(RECORD EXTRACTS):
========================

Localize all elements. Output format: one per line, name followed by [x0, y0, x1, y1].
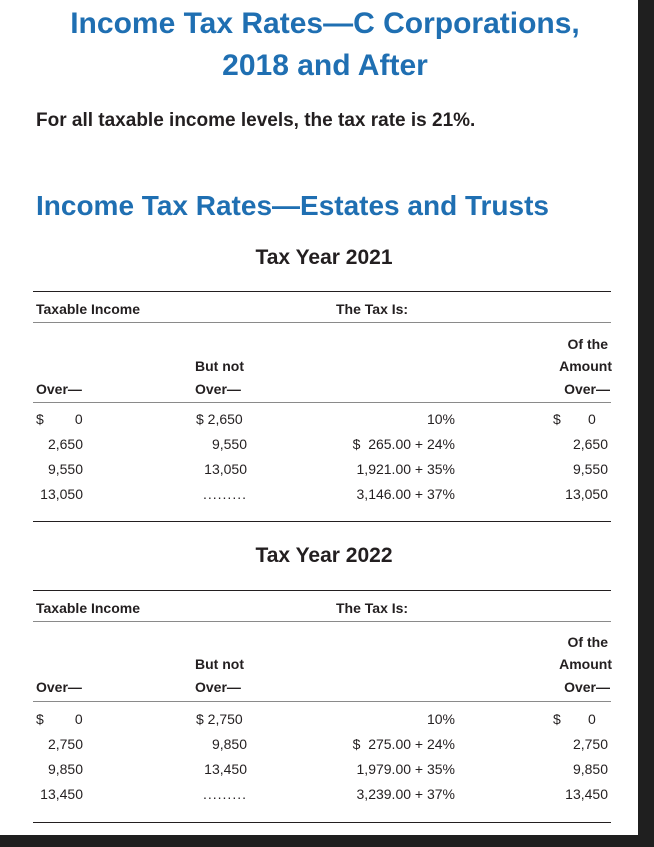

========================

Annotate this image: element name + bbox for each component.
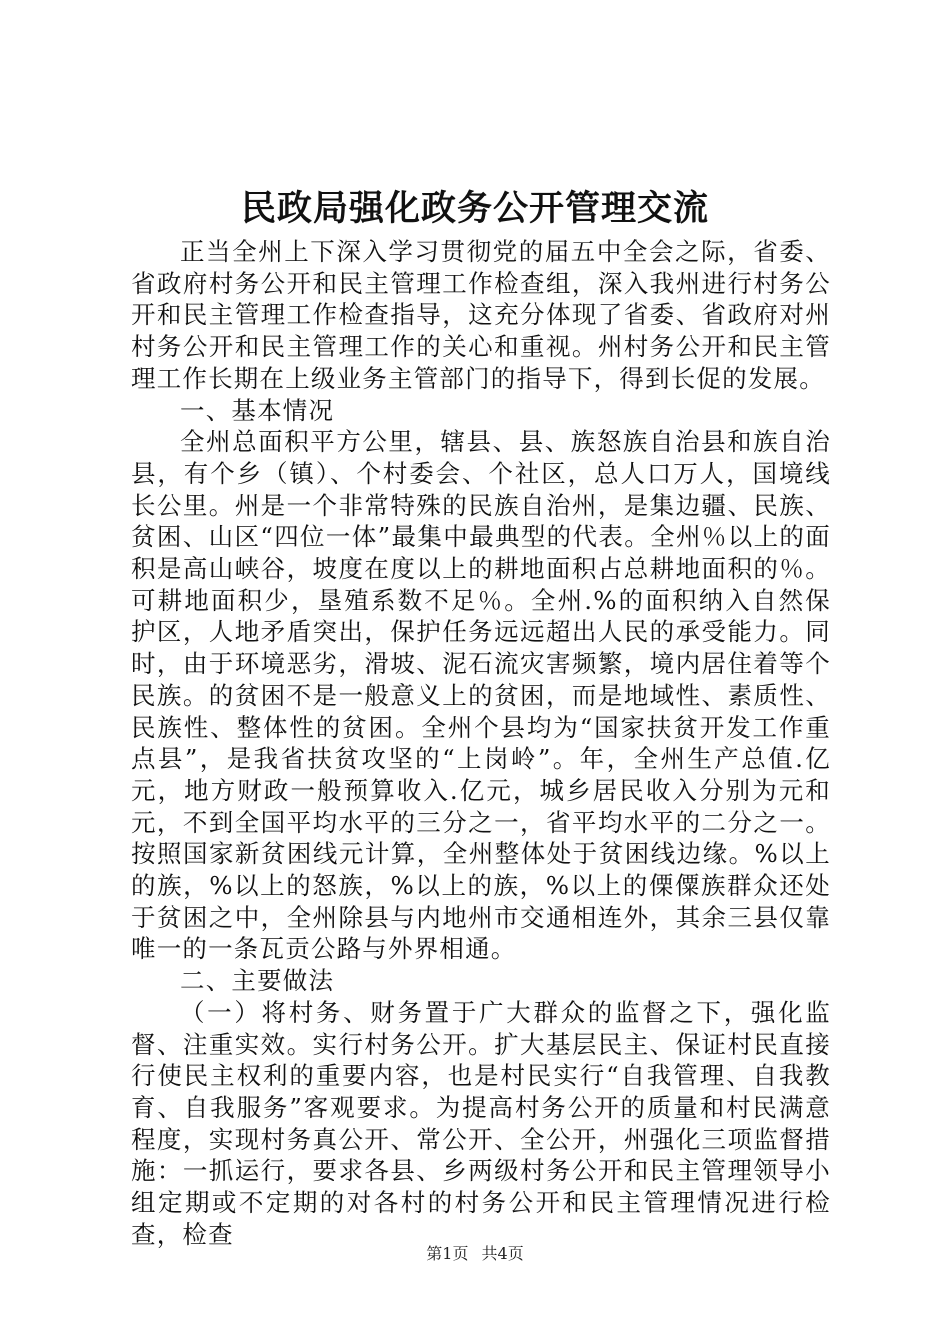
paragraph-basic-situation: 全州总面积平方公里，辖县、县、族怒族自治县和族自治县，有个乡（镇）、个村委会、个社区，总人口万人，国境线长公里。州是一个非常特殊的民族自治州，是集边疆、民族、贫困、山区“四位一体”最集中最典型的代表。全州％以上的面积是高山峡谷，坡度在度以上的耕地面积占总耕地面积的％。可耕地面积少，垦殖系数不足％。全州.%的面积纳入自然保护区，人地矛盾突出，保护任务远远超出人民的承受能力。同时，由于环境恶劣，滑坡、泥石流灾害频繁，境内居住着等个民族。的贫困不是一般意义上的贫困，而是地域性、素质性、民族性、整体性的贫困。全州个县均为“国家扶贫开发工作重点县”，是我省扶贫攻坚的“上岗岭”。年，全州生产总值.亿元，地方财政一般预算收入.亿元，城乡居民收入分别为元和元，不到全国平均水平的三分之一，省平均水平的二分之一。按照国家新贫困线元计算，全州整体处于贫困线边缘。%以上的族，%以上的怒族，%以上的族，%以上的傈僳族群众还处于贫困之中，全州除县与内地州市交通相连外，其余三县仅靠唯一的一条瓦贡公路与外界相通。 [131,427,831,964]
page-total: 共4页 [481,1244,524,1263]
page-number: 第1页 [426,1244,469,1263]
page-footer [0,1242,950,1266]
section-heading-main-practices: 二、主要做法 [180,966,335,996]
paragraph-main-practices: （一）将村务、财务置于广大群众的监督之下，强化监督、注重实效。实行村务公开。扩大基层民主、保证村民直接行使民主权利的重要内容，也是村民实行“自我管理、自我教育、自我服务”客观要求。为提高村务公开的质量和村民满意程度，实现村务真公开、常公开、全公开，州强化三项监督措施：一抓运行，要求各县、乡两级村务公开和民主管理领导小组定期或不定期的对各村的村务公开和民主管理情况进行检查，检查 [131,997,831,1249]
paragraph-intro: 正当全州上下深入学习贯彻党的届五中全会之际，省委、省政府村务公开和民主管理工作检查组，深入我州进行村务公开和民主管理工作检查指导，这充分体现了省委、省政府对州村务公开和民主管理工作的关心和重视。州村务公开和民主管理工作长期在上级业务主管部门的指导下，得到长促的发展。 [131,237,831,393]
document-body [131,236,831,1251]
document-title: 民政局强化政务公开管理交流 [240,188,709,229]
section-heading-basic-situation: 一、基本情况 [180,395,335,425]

========================

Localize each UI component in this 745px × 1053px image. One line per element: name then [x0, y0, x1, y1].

========================

(YOUR GOAL):
Copy the lines above without any change, starting at the line containing "Annotate this image: element" and ending at the line containing "section-heading-basic-situation: 一、基本情况 [180,395,335,425]", both included. Leave the pictures out.

(EXERCISE ANSWER):
Annotate this image: element name + bbox for each component.
paragraph-basic-situation: 全州总面积平方公里，辖县、县、族怒族自治县和族自治县，有个乡（镇）、个村委会、个社区，总人口万人，国境线长公里。州是一个非常特殊的民族自治州，是集边疆、民族、贫困、山区“四位一体”最集中最典型的代表。全州％以上的面积是高山峡谷，坡度在度以上的耕地面积占总耕地面积的％。可耕地面积少，垦殖系数不足％。全州.%的面积纳入自然保护区，人地矛盾突出，保护任务远远超出人民的承受能力。同时，由于环境恶劣，滑坡、泥石流灾害频繁，境内居住着等个民族。的贫困不是一般意义上的贫困，而是地域性、素质性、民族性、整体性的贫困。全州个县均为“国家扶贫开发工作重点县”，是我省扶贫攻坚的“上岗岭”。年，全州生产总值.亿元，地方财政一般预算收入.亿元，城乡居民收入分别为元和元，不到全国平均水平的三分之一，省平均水平的二分之一。按照国家新贫困线元计算，全州整体处于贫困线边缘。%以上的族，%以上的怒族，%以上的族，%以上的傈僳族群众还处于贫困之中，全州除县与内地州市交通相连外，其余三县仅靠唯一的一条瓦贡公路与外界相通。 [131,427,831,964]
page-total: 共4页 [481,1244,524,1263]
page-number: 第1页 [426,1244,469,1263]
page-footer [0,1242,950,1266]
section-heading-main-practices: 二、主要做法 [180,966,335,996]
paragraph-main-practices: （一）将村务、财务置于广大群众的监督之下，强化监督、注重实效。实行村务公开。扩大基层民主、保证村民直接行使民主权利的重要内容，也是村民实行“自我管理、自我教育、自我服务”客观要求。为提高村务公开的质量和村民满意程度，实现村务真公开、常公开、全公开，州强化三项监督措施：一抓运行，要求各县、乡两级村务公开和民主管理领导小组定期或不定期的对各村的村务公开和民主管理情况进行检查，检查 [131,997,831,1249]
paragraph-intro: 正当全州上下深入学习贯彻党的届五中全会之际，省委、省政府村务公开和民主管理工作检查组，深入我州进行村务公开和民主管理工作检查指导，这充分体现了省委、省政府对州村务公开和民主管理工作的关心和重视。州村务公开和民主管理工作长期在上级业务主管部门的指导下，得到长促的发展。 [131,237,831,393]
document-body [131,236,831,1251]
document-title: 民政局强化政务公开管理交流 [240,188,709,229]
section-heading-basic-situation: 一、基本情况 [180,395,335,425]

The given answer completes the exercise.